What to work on:
Pictures don't belong in the copy; print all the records exactly.

---+---

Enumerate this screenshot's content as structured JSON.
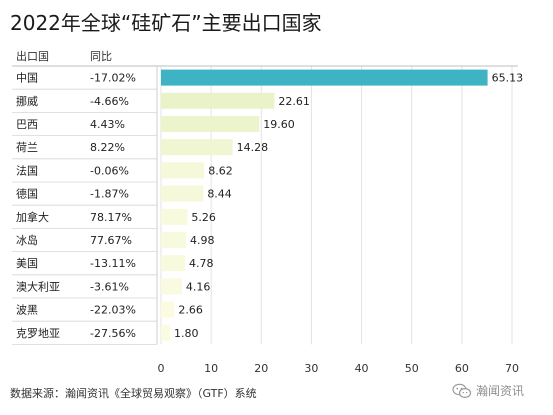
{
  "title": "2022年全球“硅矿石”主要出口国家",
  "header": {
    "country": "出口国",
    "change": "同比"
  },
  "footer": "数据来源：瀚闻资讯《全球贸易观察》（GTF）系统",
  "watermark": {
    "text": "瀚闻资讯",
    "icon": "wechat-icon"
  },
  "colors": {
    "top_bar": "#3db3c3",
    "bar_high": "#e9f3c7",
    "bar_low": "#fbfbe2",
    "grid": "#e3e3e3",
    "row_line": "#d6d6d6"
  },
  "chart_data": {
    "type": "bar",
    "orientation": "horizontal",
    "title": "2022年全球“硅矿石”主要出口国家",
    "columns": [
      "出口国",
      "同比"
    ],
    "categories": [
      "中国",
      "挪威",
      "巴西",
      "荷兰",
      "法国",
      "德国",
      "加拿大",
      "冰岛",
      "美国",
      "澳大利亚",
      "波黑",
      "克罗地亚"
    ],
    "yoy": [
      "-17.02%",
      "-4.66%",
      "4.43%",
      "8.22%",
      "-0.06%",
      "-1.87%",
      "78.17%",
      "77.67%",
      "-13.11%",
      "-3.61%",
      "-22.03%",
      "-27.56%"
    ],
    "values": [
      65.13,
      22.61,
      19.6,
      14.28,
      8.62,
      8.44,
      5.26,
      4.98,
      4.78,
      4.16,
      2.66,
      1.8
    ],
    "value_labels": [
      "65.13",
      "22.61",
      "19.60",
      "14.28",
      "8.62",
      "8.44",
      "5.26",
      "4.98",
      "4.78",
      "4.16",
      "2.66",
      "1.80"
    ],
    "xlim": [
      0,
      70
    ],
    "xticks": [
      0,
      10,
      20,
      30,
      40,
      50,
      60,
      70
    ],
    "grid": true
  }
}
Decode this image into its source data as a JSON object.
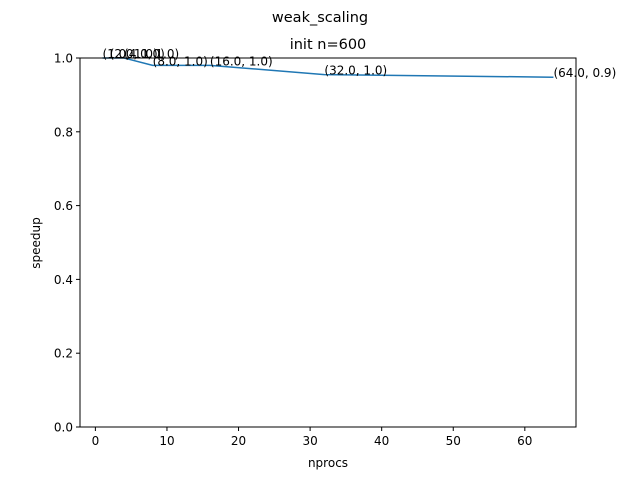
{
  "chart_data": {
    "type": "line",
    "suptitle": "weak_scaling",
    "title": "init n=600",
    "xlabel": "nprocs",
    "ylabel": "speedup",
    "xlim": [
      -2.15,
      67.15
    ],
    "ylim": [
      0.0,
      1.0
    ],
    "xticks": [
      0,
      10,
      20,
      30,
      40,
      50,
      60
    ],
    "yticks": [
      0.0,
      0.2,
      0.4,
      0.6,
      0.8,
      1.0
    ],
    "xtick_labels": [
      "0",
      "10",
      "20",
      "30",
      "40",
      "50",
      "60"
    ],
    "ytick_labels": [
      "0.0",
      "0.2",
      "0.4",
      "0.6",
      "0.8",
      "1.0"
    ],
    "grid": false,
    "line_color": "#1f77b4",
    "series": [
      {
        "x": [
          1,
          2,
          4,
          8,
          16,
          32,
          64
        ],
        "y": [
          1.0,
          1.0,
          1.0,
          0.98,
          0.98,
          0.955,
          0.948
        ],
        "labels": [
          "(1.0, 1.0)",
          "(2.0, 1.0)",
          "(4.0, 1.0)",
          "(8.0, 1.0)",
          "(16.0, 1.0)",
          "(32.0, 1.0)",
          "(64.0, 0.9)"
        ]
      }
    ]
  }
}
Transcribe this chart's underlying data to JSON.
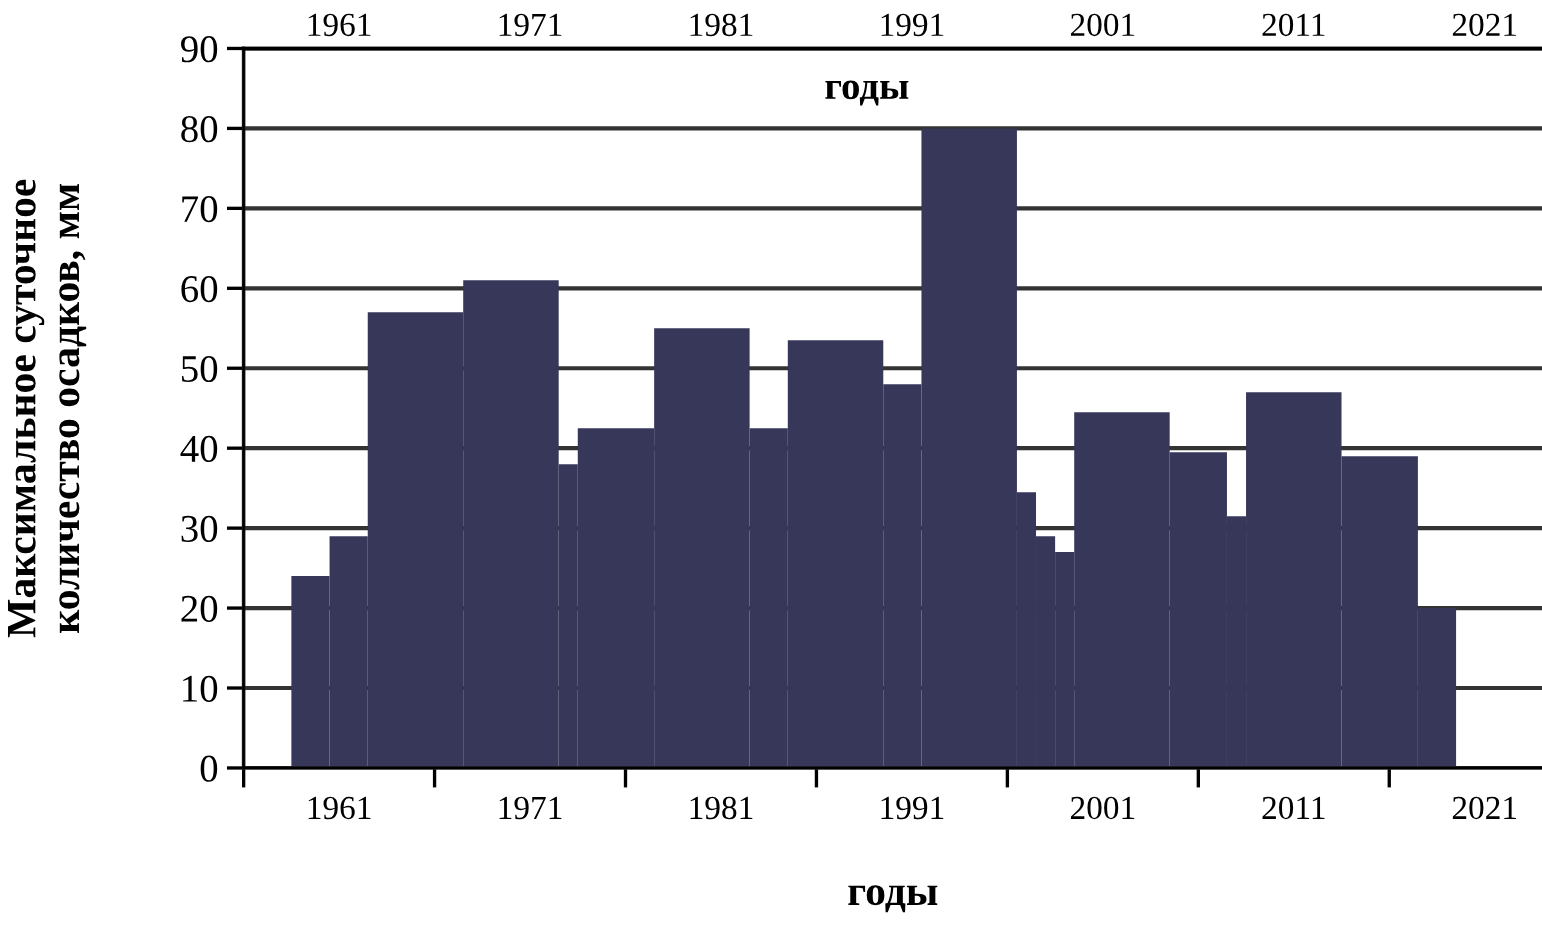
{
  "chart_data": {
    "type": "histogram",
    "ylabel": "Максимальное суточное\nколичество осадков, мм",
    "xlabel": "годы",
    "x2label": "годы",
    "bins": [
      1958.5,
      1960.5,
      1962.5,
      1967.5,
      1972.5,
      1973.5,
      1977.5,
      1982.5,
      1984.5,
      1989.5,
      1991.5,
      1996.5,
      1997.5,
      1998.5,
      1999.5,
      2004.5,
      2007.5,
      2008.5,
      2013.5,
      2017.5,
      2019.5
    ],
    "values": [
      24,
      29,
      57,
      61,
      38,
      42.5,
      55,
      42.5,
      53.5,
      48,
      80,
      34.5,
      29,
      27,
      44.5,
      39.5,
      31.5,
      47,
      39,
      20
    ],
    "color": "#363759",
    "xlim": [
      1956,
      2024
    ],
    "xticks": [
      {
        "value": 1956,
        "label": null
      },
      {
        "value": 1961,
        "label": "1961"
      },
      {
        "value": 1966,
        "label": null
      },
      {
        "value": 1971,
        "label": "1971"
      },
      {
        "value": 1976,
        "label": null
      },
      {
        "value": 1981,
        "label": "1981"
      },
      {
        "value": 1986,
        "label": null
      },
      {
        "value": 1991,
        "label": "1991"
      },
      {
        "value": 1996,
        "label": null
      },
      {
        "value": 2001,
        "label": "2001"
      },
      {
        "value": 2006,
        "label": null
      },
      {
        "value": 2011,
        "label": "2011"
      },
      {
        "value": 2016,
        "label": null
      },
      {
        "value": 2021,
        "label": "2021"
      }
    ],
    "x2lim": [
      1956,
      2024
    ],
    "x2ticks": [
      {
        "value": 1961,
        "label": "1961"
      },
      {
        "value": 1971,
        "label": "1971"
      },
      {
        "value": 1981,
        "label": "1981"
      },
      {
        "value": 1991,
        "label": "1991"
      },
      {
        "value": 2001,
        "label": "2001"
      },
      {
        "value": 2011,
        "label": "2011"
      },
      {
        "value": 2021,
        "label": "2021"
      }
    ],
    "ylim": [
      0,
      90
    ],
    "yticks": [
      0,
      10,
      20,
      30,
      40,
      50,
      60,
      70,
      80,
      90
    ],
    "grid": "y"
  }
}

---+---

Solution for this problem:
Enumerate this screenshot's content as structured JSON.
{
  "title": "2022年全球“硅矿石”主要出口国家",
  "header": {
    "country": "出口国",
    "change": "同比"
  },
  "footer": "数据来源：瀚闻资讯《全球贸易观察》（GTF）系统",
  "watermark": {
    "text": "瀚闻资讯",
    "icon": "wechat-icon"
  },
  "colors": {
    "top_bar": "#3db3c3",
    "bar_high": "#e9f3c7",
    "bar_low": "#fbfbe2",
    "grid": "#e3e3e3",
    "row_line": "#d6d6d6"
  },
  "chart_data": {
    "type": "bar",
    "orientation": "horizontal",
    "title": "2022年全球“硅矿石”主要出口国家",
    "columns": [
      "出口国",
      "同比"
    ],
    "categories": [
      "中国",
      "挪威",
      "巴西",
      "荷兰",
      "法国",
      "德国",
      "加拿大",
      "冰岛",
      "美国",
      "澳大利亚",
      "波黑",
      "克罗地亚"
    ],
    "yoy": [
      "-17.02%",
      "-4.66%",
      "4.43%",
      "8.22%",
      "-0.06%",
      "-1.87%",
      "78.17%",
      "77.67%",
      "-13.11%",
      "-3.61%",
      "-22.03%",
      "-27.56%"
    ],
    "values": [
      65.13,
      22.61,
      19.6,
      14.28,
      8.62,
      8.44,
      5.26,
      4.98,
      4.78,
      4.16,
      2.66,
      1.8
    ],
    "value_labels": [
      "65.13",
      "22.61",
      "19.60",
      "14.28",
      "8.62",
      "8.44",
      "5.26",
      "4.98",
      "4.78",
      "4.16",
      "2.66",
      "1.80"
    ],
    "xlim": [
      0,
      70
    ],
    "xticks": [
      0,
      10,
      20,
      30,
      40,
      50,
      60,
      70
    ],
    "grid": true
  }
}
Decode this image into its source data as a JSON object.
{
  "chart_data": {
    "type": "line",
    "suptitle": "weak_scaling",
    "title": "init n=600",
    "xlabel": "nprocs",
    "ylabel": "speedup",
    "xlim": [
      -2.15,
      67.15
    ],
    "ylim": [
      0.0,
      1.0
    ],
    "xticks": [
      0,
      10,
      20,
      30,
      40,
      50,
      60
    ],
    "yticks": [
      0.0,
      0.2,
      0.4,
      0.6,
      0.8,
      1.0
    ],
    "xtick_labels": [
      "0",
      "10",
      "20",
      "30",
      "40",
      "50",
      "60"
    ],
    "ytick_labels": [
      "0.0",
      "0.2",
      "0.4",
      "0.6",
      "0.8",
      "1.0"
    ],
    "grid": false,
    "line_color": "#1f77b4",
    "series": [
      {
        "x": [
          1,
          2,
          4,
          8,
          16,
          32,
          64
        ],
        "y": [
          1.0,
          1.0,
          1.0,
          0.98,
          0.98,
          0.955,
          0.948
        ],
        "labels": [
          "(1.0, 1.0)",
          "(2.0, 1.0)",
          "(4.0, 1.0)",
          "(8.0, 1.0)",
          "(16.0, 1.0)",
          "(32.0, 1.0)",
          "(64.0, 0.9)"
        ]
      }
    ]
  }
}
Transcribe this chart's underlying data to JSON.
{
  "chart_data": {
    "type": "histogram",
    "ylabel": "Максимальное суточное\nколичество осадков, мм",
    "xlabel": "годы",
    "x2label": "годы",
    "bins": [
      1958.5,
      1960.5,
      1962.5,
      1967.5,
      1972.5,
      1973.5,
      1977.5,
      1982.5,
      1984.5,
      1989.5,
      1991.5,
      1996.5,
      1997.5,
      1998.5,
      1999.5,
      2004.5,
      2007.5,
      2008.5,
      2013.5,
      2017.5,
      2019.5
    ],
    "values": [
      24,
      29,
      57,
      61,
      38,
      42.5,
      55,
      42.5,
      53.5,
      48,
      80,
      34.5,
      29,
      27,
      44.5,
      39.5,
      31.5,
      47,
      39,
      20
    ],
    "color": "#363759",
    "xlim": [
      1956,
      2024
    ],
    "xticks": [
      {
        "value": 1956,
        "label": null
      },
      {
        "value": 1961,
        "label": "1961"
      },
      {
        "value": 1966,
        "label": null
      },
      {
        "value": 1971,
        "label": "1971"
      },
      {
        "value": 1976,
        "label": null
      },
      {
        "value": 1981,
        "label": "1981"
      },
      {
        "value": 1986,
        "label": null
      },
      {
        "value": 1991,
        "label": "1991"
      },
      {
        "value": 1996,
        "label": null
      },
      {
        "value": 2001,
        "label": "2001"
      },
      {
        "value": 2006,
        "label": null
      },
      {
        "value": 2011,
        "label": "2011"
      },
      {
        "value": 2016,
        "label": null
      },
      {
        "value": 2021,
        "label": "2021"
      }
    ],
    "x2lim": [
      1956,
      2024
    ],
    "x2ticks": [
      {
        "value": 1961,
        "label": "1961"
      },
      {
        "value": 1971,
        "label": "1971"
      },
      {
        "value": 1981,
        "label": "1981"
      },
      {
        "value": 1991,
        "label": "1991"
      },
      {
        "value": 2001,
        "label": "2001"
      },
      {
        "value": 2011,
        "label": "2011"
      },
      {
        "value": 2021,
        "label": "2021"
      }
    ],
    "ylim": [
      0,
      90
    ],
    "yticks": [
      0,
      10,
      20,
      30,
      40,
      50,
      60,
      70,
      80,
      90
    ],
    "grid": "y"
  }
}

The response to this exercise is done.